> _DESCRIPTION OF THE TASK_: In the entries below, find every line holding the string "name" and collect it.

> _RECORDS SHOWN_:
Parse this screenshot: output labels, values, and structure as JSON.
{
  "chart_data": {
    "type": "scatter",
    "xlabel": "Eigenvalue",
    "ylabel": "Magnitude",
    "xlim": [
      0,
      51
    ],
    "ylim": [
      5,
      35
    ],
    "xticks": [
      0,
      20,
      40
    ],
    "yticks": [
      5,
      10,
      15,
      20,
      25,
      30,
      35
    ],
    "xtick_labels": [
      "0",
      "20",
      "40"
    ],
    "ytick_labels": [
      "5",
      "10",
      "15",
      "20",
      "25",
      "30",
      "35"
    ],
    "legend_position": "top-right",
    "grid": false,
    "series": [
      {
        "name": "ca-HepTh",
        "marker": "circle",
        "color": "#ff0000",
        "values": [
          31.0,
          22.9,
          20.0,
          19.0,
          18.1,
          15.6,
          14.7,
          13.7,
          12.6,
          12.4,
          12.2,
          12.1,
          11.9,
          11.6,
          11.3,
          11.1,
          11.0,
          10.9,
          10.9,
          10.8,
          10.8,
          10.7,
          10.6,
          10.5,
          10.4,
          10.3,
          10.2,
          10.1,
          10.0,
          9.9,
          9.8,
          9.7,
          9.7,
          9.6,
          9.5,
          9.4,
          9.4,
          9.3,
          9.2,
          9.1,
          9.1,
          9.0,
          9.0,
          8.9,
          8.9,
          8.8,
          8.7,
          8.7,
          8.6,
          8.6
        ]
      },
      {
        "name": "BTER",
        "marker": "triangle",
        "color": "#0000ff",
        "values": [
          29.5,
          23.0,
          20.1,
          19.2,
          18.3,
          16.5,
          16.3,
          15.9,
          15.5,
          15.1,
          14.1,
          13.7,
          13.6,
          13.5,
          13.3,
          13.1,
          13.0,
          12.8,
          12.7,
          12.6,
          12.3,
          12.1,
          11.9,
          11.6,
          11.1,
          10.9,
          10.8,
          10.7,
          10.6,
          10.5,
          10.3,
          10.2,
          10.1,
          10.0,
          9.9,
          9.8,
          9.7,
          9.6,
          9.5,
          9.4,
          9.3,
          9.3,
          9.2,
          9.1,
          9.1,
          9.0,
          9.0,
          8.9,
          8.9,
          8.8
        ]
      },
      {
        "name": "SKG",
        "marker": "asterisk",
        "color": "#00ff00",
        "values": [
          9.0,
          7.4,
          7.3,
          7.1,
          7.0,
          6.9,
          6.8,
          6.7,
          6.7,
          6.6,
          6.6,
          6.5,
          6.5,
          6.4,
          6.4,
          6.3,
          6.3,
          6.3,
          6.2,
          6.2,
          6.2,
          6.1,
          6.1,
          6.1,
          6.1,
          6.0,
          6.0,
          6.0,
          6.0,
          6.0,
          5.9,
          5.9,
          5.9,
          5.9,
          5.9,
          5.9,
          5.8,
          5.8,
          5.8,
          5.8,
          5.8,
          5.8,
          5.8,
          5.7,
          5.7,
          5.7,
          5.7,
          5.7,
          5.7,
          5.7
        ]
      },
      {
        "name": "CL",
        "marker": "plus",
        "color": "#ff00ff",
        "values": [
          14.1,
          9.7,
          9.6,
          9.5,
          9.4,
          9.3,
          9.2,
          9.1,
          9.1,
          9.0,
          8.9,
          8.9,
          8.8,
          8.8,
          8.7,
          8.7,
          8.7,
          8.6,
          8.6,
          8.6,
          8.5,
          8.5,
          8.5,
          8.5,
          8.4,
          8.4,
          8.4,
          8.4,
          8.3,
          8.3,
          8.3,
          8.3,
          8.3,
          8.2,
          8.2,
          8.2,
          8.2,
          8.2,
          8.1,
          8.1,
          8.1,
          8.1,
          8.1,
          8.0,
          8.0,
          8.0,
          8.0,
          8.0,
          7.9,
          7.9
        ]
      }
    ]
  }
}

> _ANSWER TO THIS PROBLEM_:
        "name": "ca-HepTh",
        "name": "BTER",
        "name": "SKG",
        "name": "CL",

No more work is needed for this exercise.